## YOUR INSTRUCTIONS
Reproduce the records that follow in full, excluding any picture they contain.

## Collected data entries
= = = = =
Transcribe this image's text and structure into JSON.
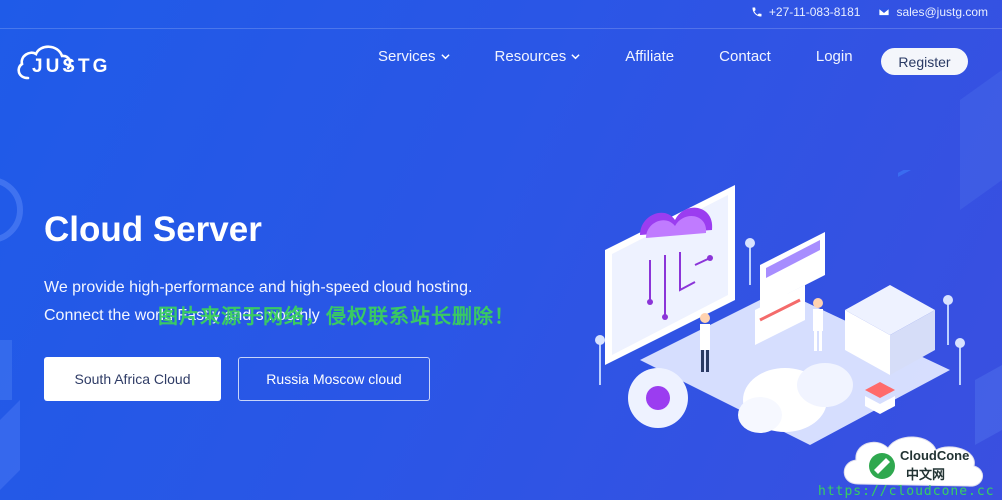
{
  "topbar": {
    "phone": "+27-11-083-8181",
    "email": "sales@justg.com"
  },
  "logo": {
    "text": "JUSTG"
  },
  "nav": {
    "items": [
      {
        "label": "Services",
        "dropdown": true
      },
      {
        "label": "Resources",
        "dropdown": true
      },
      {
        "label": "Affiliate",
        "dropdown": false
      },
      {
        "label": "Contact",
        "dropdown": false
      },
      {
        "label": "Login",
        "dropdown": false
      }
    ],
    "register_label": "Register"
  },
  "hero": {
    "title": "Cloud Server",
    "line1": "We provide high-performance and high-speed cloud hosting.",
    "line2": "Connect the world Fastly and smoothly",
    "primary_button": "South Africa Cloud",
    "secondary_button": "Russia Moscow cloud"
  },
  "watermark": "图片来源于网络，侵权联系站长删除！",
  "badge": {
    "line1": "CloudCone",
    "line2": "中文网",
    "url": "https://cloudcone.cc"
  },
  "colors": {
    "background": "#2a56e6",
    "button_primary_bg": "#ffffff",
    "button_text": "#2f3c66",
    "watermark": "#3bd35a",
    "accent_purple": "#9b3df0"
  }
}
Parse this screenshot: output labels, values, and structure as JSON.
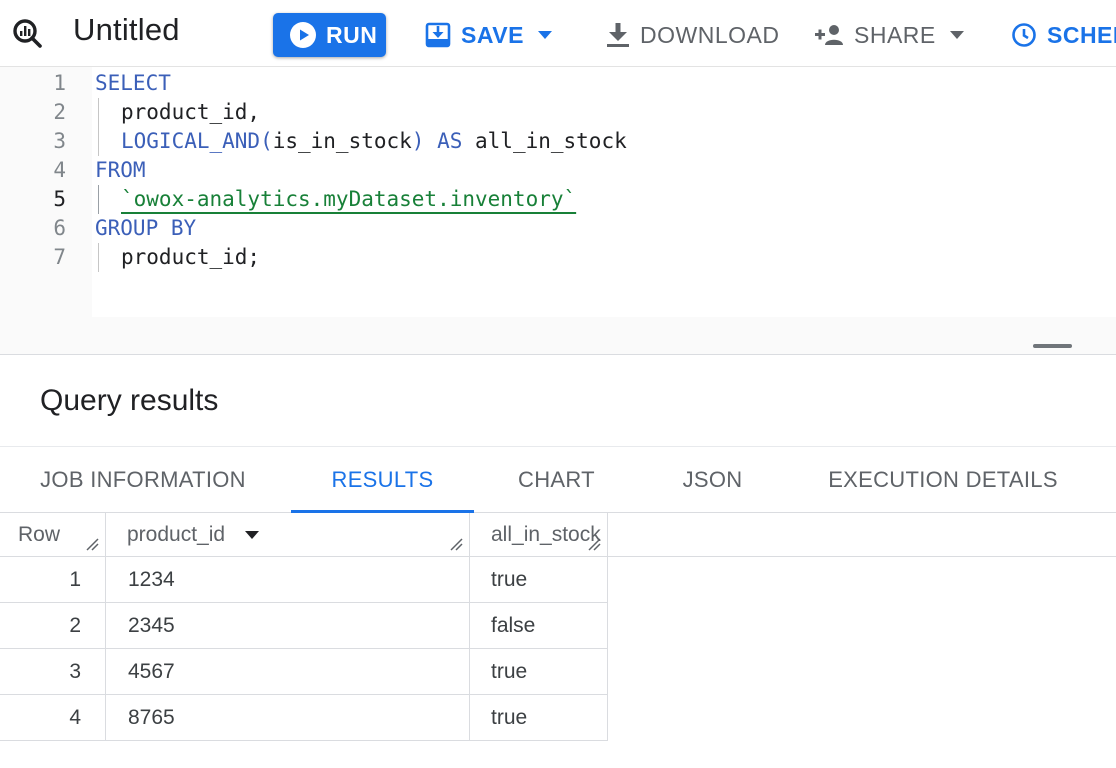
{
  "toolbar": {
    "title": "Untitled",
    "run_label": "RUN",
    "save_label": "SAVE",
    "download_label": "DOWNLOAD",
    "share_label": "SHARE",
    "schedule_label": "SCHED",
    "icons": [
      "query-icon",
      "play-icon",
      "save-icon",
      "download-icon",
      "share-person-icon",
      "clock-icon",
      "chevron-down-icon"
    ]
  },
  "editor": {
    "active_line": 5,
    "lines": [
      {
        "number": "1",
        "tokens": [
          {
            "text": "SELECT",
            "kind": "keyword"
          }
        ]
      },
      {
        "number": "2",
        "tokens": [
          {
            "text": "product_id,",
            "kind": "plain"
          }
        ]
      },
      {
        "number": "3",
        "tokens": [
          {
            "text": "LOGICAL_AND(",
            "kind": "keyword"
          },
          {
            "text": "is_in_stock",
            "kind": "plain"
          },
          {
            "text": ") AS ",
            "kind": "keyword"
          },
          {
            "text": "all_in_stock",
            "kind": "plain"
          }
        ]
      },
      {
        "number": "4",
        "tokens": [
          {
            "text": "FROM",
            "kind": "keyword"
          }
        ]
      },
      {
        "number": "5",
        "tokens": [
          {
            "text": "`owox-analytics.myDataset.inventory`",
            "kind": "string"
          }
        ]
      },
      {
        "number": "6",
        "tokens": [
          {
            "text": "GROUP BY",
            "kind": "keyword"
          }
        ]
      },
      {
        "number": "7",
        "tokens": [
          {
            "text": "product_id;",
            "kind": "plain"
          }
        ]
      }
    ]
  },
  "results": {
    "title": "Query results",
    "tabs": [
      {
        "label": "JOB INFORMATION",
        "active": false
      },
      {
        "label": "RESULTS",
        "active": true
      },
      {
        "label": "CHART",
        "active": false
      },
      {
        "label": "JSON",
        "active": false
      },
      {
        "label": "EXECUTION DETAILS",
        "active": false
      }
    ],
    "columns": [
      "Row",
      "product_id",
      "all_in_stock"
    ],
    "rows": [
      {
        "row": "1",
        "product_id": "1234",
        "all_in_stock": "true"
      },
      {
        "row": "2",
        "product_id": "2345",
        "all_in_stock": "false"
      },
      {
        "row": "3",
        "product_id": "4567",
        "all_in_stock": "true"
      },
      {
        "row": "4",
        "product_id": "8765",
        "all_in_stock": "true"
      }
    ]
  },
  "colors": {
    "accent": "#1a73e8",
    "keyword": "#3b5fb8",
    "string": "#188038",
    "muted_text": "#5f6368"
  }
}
= = = = =
## COMPLETED TASK
Transcribe this image's text and structure into JSON.
{
  "topbar": {
    "phone": "+27-11-083-8181",
    "email": "sales@justg.com"
  },
  "logo": {
    "text": "JUSTG"
  },
  "nav": {
    "items": [
      {
        "label": "Services",
        "dropdown": true
      },
      {
        "label": "Resources",
        "dropdown": true
      },
      {
        "label": "Affiliate",
        "dropdown": false
      },
      {
        "label": "Contact",
        "dropdown": false
      },
      {
        "label": "Login",
        "dropdown": false
      }
    ],
    "register_label": "Register"
  },
  "hero": {
    "title": "Cloud Server",
    "line1": "We provide high-performance and high-speed cloud hosting.",
    "line2": "Connect the world Fastly and smoothly",
    "primary_button": "South Africa Cloud",
    "secondary_button": "Russia Moscow cloud"
  },
  "watermark": "图片来源于网络，侵权联系站长删除！",
  "badge": {
    "line1": "CloudCone",
    "line2": "中文网",
    "url": "https://cloudcone.cc"
  },
  "colors": {
    "background": "#2a56e6",
    "button_primary_bg": "#ffffff",
    "button_text": "#2f3c66",
    "watermark": "#3bd35a",
    "accent_purple": "#9b3df0"
  }
}
Parse this screenshot: output labels, values, and structure as JSON.
{
  "toolbar": {
    "title": "Untitled",
    "run_label": "RUN",
    "save_label": "SAVE",
    "download_label": "DOWNLOAD",
    "share_label": "SHARE",
    "schedule_label": "SCHED",
    "icons": [
      "query-icon",
      "play-icon",
      "save-icon",
      "download-icon",
      "share-person-icon",
      "clock-icon",
      "chevron-down-icon"
    ]
  },
  "editor": {
    "active_line": 5,
    "lines": [
      {
        "number": "1",
        "tokens": [
          {
            "text": "SELECT",
            "kind": "keyword"
          }
        ]
      },
      {
        "number": "2",
        "tokens": [
          {
            "text": "product_id,",
            "kind": "plain"
          }
        ]
      },
      {
        "number": "3",
        "tokens": [
          {
            "text": "LOGICAL_AND(",
            "kind": "keyword"
          },
          {
            "text": "is_in_stock",
            "kind": "plain"
          },
          {
            "text": ") AS ",
            "kind": "keyword"
          },
          {
            "text": "all_in_stock",
            "kind": "plain"
          }
        ]
      },
      {
        "number": "4",
        "tokens": [
          {
            "text": "FROM",
            "kind": "keyword"
          }
        ]
      },
      {
        "number": "5",
        "tokens": [
          {
            "text": "`owox-analytics.myDataset.inventory`",
            "kind": "string"
          }
        ]
      },
      {
        "number": "6",
        "tokens": [
          {
            "text": "GROUP BY",
            "kind": "keyword"
          }
        ]
      },
      {
        "number": "7",
        "tokens": [
          {
            "text": "product_id;",
            "kind": "plain"
          }
        ]
      }
    ]
  },
  "results": {
    "title": "Query results",
    "tabs": [
      {
        "label": "JOB INFORMATION",
        "active": false
      },
      {
        "label": "RESULTS",
        "active": true
      },
      {
        "label": "CHART",
        "active": false
      },
      {
        "label": "JSON",
        "active": false
      },
      {
        "label": "EXECUTION DETAILS",
        "active": false
      }
    ],
    "columns": [
      "Row",
      "product_id",
      "all_in_stock"
    ],
    "rows": [
      {
        "row": "1",
        "product_id": "1234",
        "all_in_stock": "true"
      },
      {
        "row": "2",
        "product_id": "2345",
        "all_in_stock": "false"
      },
      {
        "row": "3",
        "product_id": "4567",
        "all_in_stock": "true"
      },
      {
        "row": "4",
        "product_id": "8765",
        "all_in_stock": "true"
      }
    ]
  },
  "colors": {
    "accent": "#1a73e8",
    "keyword": "#3b5fb8",
    "string": "#188038",
    "muted_text": "#5f6368"
  }
}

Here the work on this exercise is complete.